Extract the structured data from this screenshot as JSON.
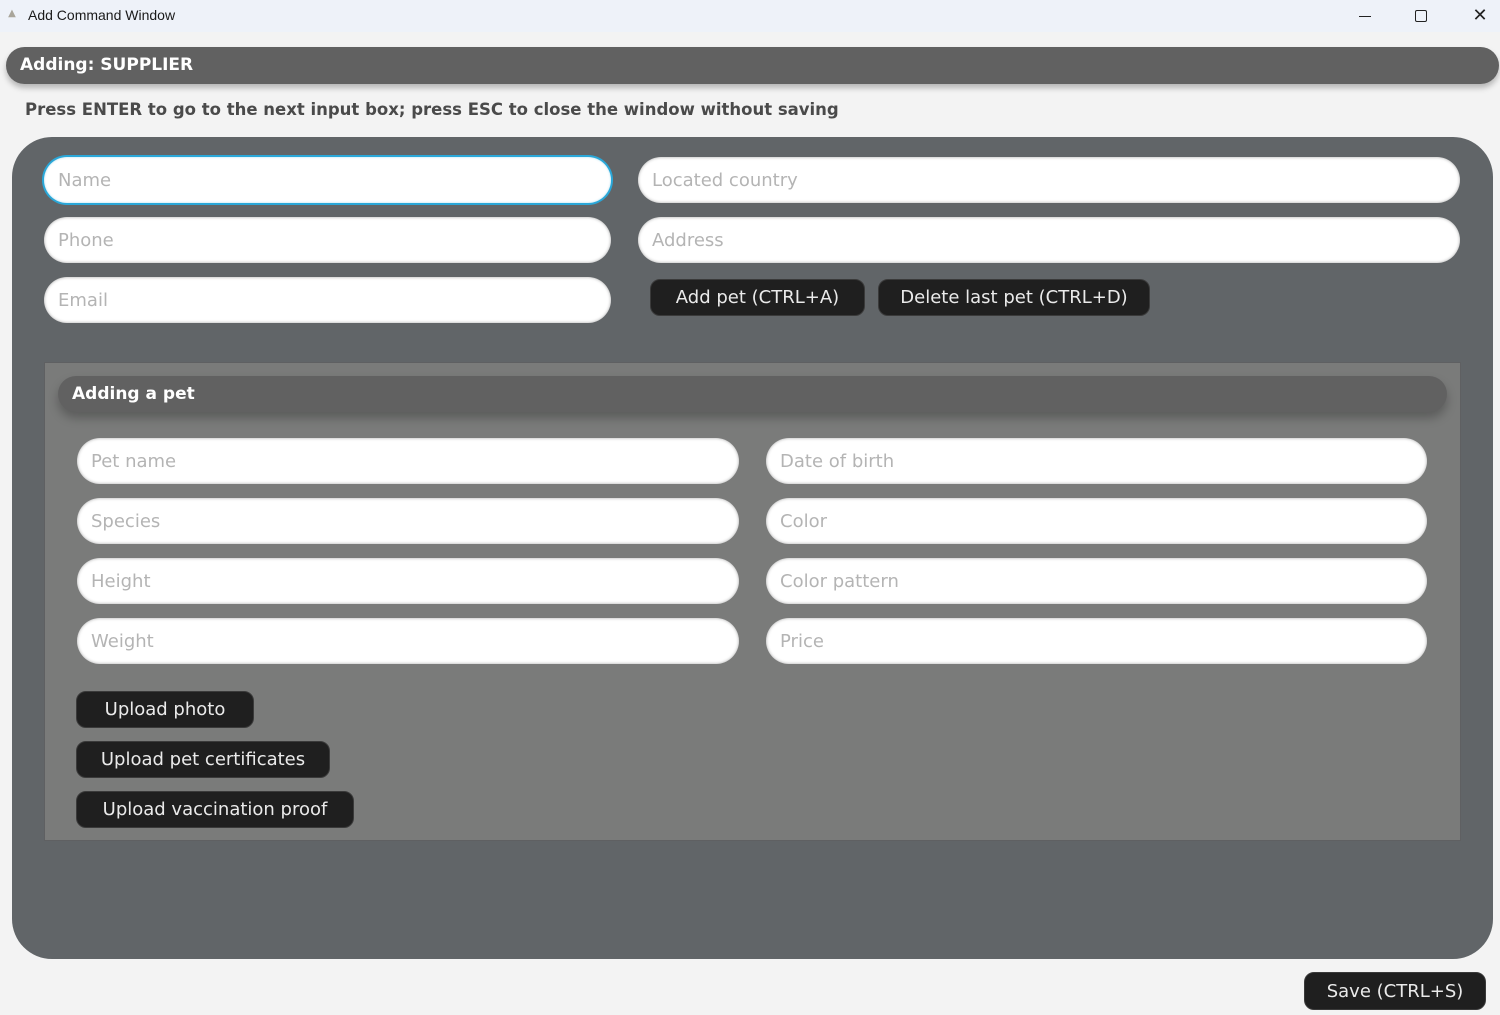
{
  "window": {
    "title": "Add Command Window",
    "app_icon": "app-logo-icon",
    "controls": {
      "minimize_icon": "minimize-icon",
      "maximize_icon": "maximize-icon",
      "close_icon": "close-icon",
      "close_glyph": "✕"
    }
  },
  "header": {
    "title": "Adding: SUPPLIER"
  },
  "hint": "Press ENTER to go to the next input box; press ESC to close the window without saving",
  "supplier_form": {
    "name": {
      "placeholder": "Name",
      "value": ""
    },
    "phone": {
      "placeholder": "Phone",
      "value": ""
    },
    "email": {
      "placeholder": "Email",
      "value": ""
    },
    "located_country": {
      "placeholder": "Located country",
      "value": ""
    },
    "address": {
      "placeholder": "Address",
      "value": ""
    },
    "add_pet_label": "Add pet (CTRL+A)",
    "delete_last_pet_label": "Delete last pet (CTRL+D)"
  },
  "pet_form": {
    "title": "Adding a pet",
    "pet_name": {
      "placeholder": "Pet name",
      "value": ""
    },
    "species": {
      "placeholder": "Species",
      "value": ""
    },
    "height": {
      "placeholder": "Height",
      "value": ""
    },
    "weight": {
      "placeholder": "Weight",
      "value": ""
    },
    "date_of_birth": {
      "placeholder": "Date of birth",
      "value": ""
    },
    "color": {
      "placeholder": "Color",
      "value": ""
    },
    "color_pattern": {
      "placeholder": "Color pattern",
      "value": ""
    },
    "price": {
      "placeholder": "Price",
      "value": ""
    },
    "upload_photo_label": "Upload photo",
    "upload_certificates_label": "Upload pet certificates",
    "upload_vaccination_label": "Upload vaccination proof"
  },
  "footer": {
    "save_label": "Save (CTRL+S)"
  },
  "colors": {
    "focus_accent": "#2aa7d8",
    "panel_bg": "#616568",
    "pet_panel_bg": "#7a7b7a",
    "button_bg": "#1f1f1f"
  }
}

**********

### What the task asks
Pick out each line that holds the string "CTRL".

### Exercise solution
    "add_pet_label": "Add pet (CTRL+A)",
    "delete_last_pet_label": "Delete last pet (CTRL+D)"
    "save_label": "Save (CTRL+S)"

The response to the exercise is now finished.